▶ [Dataset extract]

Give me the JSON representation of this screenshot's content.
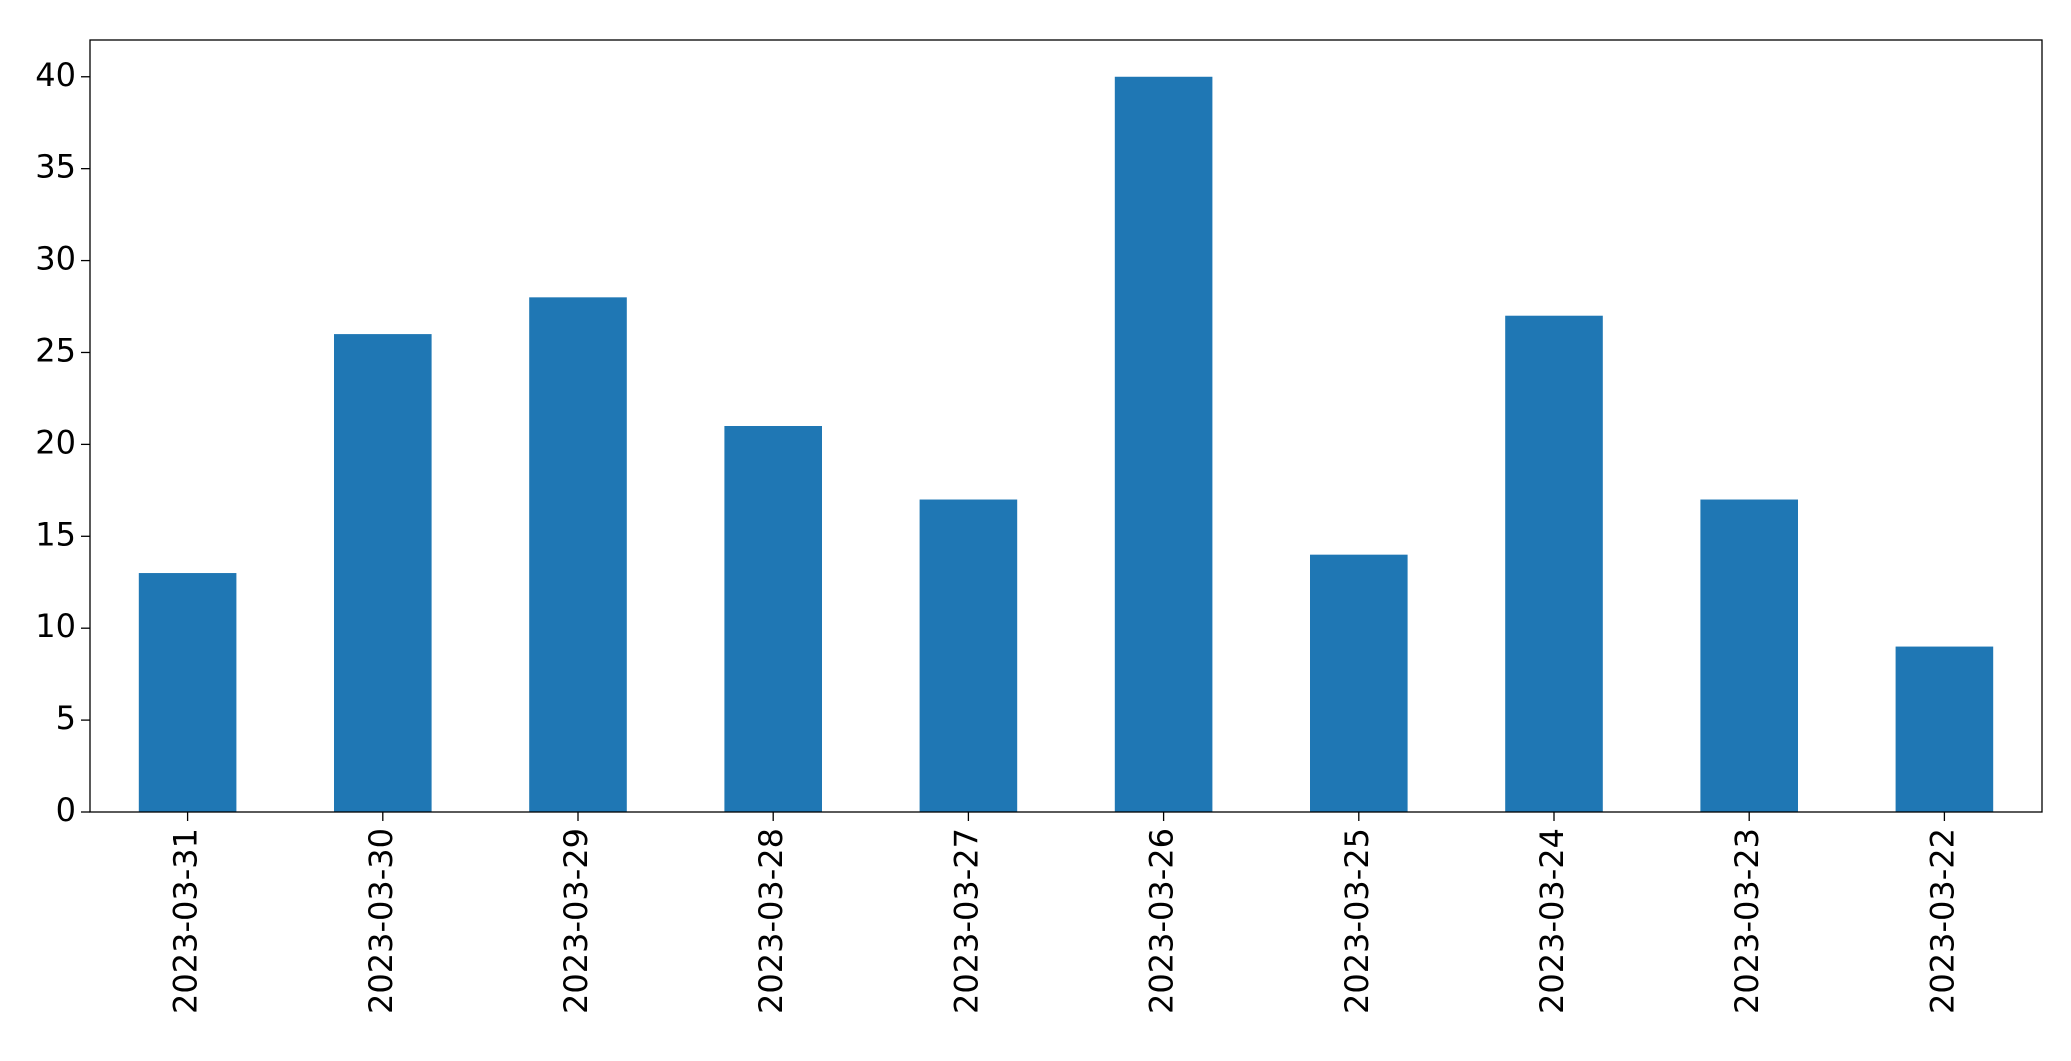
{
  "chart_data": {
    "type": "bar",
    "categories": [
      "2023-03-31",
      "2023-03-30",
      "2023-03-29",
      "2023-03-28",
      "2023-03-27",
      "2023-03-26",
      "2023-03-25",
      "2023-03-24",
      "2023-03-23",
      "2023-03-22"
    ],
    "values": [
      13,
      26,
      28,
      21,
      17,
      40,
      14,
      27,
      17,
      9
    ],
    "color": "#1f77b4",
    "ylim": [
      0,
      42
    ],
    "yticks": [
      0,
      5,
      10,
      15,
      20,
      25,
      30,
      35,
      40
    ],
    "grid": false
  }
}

--

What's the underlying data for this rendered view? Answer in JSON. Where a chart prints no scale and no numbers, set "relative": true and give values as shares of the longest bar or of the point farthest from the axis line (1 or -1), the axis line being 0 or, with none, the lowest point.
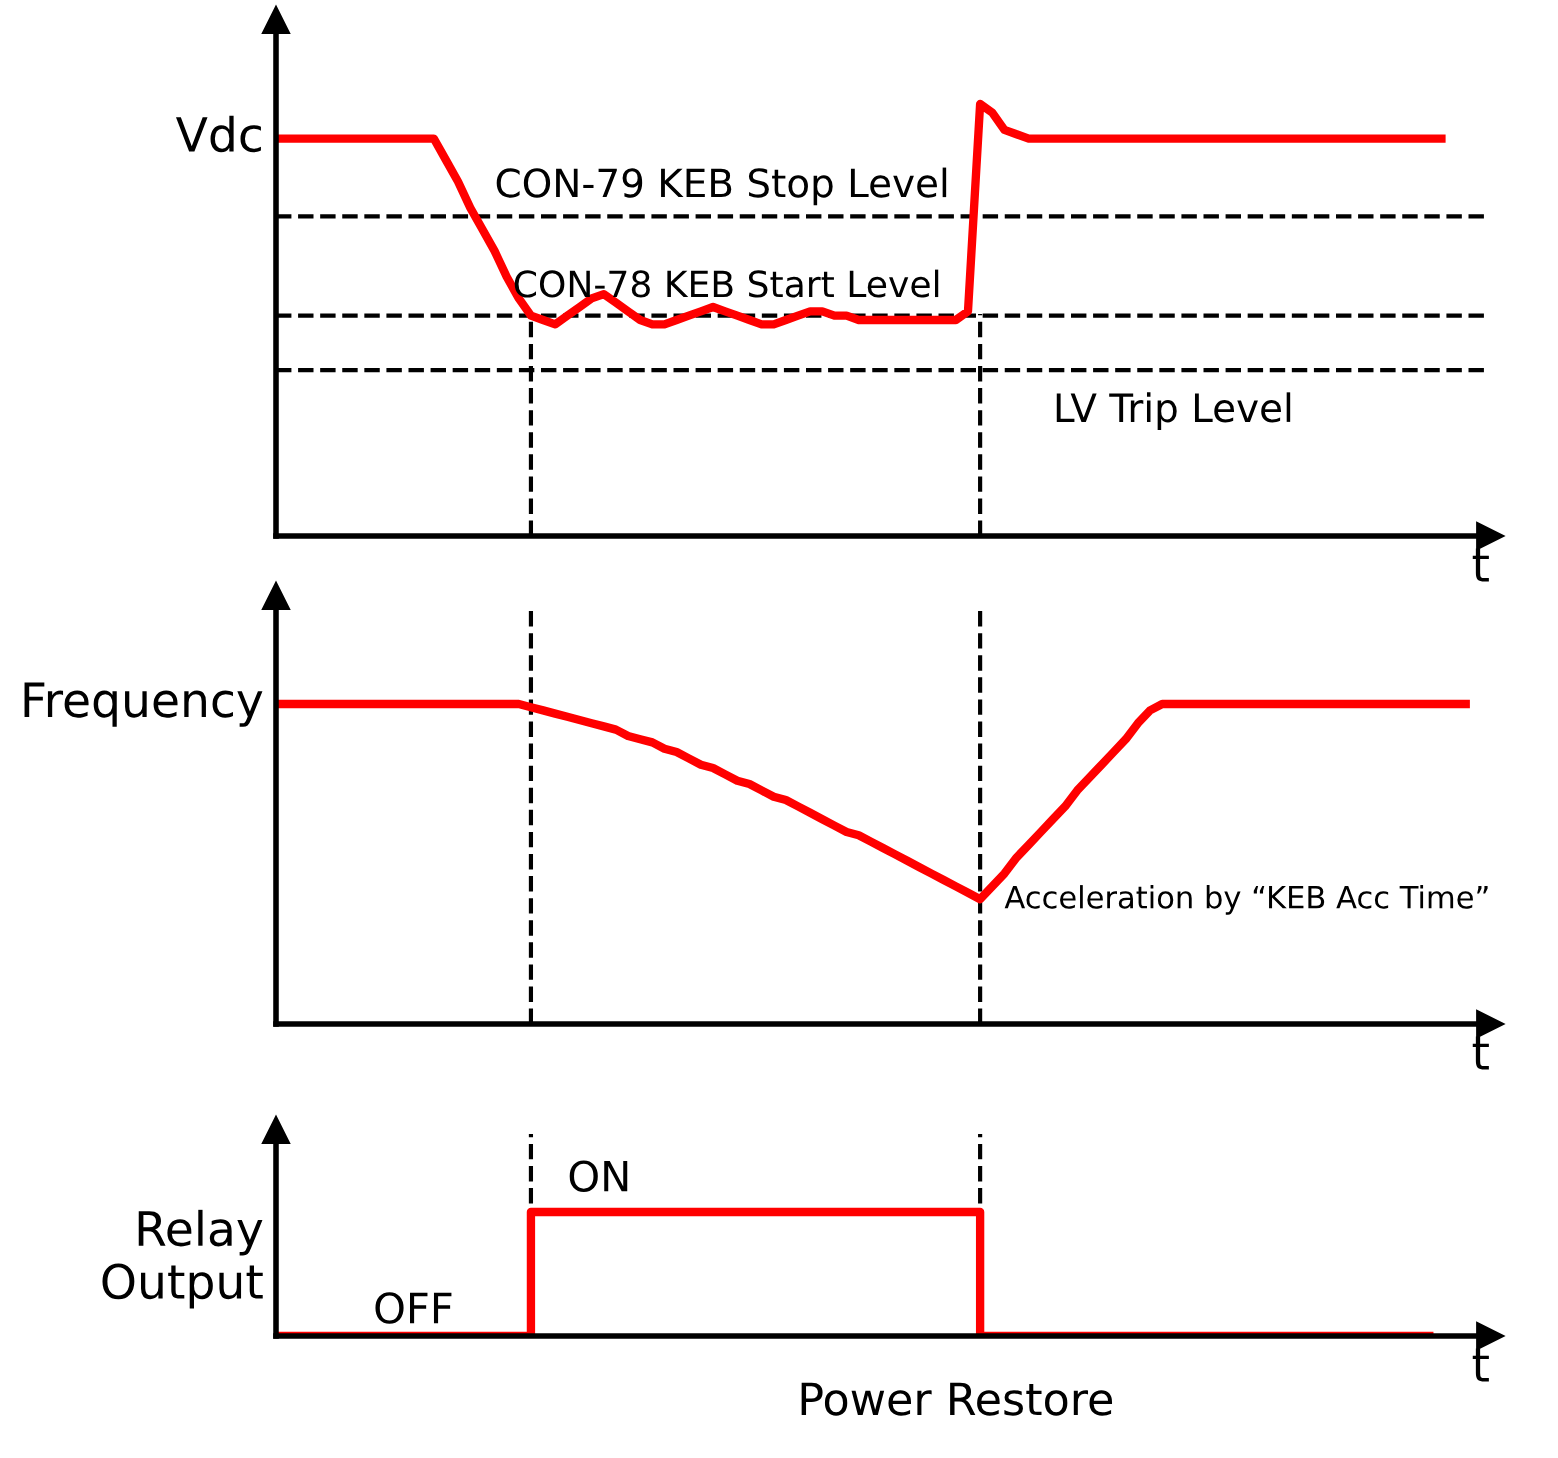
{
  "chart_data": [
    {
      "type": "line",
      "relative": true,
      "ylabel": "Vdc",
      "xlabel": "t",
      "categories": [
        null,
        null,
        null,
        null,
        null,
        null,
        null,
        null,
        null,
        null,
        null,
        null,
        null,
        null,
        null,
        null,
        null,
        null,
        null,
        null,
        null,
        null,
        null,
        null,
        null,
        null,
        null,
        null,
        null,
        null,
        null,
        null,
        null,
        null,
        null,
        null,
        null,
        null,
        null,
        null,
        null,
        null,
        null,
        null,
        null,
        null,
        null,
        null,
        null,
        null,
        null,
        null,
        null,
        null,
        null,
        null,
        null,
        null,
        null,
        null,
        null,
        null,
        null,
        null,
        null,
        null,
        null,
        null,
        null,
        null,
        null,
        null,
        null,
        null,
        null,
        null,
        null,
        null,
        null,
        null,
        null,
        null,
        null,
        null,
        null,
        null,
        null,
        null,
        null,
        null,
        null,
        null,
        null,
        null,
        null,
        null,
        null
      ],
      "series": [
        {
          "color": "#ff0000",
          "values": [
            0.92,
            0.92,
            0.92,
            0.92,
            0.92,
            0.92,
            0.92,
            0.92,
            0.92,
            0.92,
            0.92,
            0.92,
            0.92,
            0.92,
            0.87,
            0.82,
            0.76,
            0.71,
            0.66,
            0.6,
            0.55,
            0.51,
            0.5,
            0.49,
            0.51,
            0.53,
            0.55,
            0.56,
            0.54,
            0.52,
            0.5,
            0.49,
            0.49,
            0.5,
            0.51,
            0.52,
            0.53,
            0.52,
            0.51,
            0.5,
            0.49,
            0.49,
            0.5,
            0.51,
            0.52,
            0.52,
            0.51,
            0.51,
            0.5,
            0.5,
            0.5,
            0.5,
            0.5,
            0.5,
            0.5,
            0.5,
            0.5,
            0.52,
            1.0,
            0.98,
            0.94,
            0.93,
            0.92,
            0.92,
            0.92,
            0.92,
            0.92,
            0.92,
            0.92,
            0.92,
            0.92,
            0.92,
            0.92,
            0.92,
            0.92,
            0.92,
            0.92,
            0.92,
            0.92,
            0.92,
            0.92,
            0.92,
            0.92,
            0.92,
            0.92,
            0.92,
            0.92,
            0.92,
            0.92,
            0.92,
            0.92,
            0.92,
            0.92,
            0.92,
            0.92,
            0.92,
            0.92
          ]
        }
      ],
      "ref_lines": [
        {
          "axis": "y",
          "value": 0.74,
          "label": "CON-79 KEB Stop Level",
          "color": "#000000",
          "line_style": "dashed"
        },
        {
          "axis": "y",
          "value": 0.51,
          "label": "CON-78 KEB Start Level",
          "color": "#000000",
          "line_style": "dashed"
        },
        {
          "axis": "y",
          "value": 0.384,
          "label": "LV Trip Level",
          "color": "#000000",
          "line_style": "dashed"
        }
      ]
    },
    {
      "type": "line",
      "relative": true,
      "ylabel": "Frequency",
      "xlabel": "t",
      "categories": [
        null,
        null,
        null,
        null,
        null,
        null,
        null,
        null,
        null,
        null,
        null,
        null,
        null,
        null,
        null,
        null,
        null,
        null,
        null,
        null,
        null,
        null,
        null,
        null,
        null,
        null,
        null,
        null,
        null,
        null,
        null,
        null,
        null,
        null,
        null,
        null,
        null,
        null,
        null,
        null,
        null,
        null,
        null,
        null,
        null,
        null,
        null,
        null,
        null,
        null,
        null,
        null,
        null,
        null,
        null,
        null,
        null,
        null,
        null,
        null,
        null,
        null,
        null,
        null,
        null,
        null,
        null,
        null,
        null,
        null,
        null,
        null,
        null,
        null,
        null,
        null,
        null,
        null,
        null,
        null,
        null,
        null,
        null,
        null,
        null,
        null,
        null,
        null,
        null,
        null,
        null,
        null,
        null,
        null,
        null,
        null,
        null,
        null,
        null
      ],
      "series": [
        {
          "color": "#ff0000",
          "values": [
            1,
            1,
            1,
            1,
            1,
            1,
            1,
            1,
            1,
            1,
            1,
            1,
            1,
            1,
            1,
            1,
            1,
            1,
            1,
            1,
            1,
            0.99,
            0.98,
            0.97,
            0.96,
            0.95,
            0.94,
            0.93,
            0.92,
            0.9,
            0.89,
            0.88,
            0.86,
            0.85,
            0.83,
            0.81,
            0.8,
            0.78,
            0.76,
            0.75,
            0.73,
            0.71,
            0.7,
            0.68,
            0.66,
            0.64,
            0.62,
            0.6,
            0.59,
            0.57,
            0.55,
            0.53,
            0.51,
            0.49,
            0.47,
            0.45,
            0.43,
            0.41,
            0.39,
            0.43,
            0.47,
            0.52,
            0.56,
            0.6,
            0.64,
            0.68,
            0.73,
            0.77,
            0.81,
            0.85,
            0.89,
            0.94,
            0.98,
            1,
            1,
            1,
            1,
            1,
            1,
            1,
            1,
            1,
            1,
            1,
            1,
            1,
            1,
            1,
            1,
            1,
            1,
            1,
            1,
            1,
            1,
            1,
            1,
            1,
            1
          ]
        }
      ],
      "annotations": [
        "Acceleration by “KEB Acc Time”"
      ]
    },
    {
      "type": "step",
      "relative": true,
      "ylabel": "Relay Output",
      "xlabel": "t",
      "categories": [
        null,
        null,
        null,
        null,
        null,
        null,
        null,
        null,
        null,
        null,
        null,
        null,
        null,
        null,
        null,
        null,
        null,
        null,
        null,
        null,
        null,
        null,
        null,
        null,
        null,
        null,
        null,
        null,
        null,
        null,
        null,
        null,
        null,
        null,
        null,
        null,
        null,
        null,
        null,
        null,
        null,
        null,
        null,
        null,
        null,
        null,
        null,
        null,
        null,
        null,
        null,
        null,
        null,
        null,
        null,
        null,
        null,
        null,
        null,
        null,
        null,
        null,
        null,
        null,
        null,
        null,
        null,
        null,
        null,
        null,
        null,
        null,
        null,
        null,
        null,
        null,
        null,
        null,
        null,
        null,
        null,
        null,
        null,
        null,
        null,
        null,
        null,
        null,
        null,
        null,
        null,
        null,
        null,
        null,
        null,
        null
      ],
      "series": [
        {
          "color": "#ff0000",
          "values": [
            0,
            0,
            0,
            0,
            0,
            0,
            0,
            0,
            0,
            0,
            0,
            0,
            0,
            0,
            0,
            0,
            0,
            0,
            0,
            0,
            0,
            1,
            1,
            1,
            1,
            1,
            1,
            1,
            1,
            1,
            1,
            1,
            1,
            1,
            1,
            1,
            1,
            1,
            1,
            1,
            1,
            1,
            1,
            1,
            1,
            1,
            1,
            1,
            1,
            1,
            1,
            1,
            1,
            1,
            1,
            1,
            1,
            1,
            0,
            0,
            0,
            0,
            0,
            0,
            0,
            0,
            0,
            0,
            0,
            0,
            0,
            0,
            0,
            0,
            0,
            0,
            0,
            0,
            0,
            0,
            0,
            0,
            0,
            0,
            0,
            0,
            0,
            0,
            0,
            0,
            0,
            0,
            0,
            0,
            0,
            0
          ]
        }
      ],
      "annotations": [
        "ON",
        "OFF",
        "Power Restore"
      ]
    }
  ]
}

--

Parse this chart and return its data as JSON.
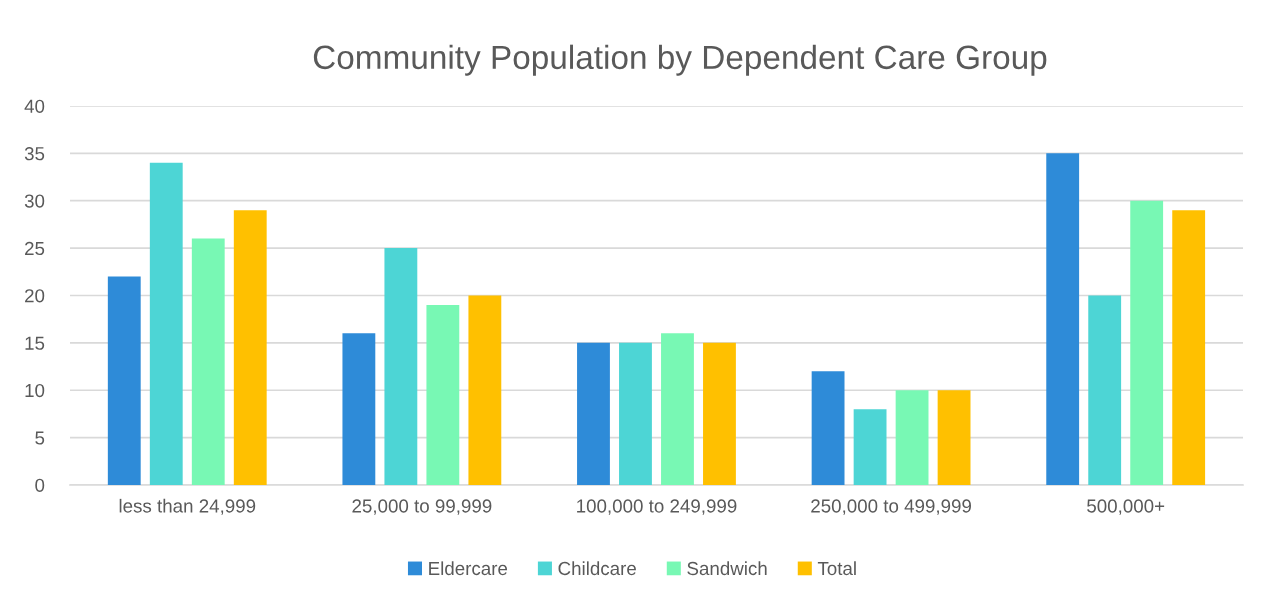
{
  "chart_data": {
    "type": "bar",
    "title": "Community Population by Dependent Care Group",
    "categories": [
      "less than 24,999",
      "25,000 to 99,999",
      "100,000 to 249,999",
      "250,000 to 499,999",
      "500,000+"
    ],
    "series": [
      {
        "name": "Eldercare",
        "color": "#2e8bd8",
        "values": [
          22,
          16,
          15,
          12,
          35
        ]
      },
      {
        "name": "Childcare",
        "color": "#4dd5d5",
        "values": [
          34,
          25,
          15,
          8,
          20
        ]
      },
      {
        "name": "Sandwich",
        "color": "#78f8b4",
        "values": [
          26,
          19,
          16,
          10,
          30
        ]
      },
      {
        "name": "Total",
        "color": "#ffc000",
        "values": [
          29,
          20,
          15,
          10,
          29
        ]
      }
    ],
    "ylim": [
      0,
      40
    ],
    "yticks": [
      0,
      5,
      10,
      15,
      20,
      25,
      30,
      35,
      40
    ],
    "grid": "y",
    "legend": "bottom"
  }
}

▶ [Task prompt] Every line holding "ylabel" should be copied out.

▶ [Result of the task]
      "ylabel": "Vdc",
      "ylabel": "Frequency",
      "ylabel": "Relay Output",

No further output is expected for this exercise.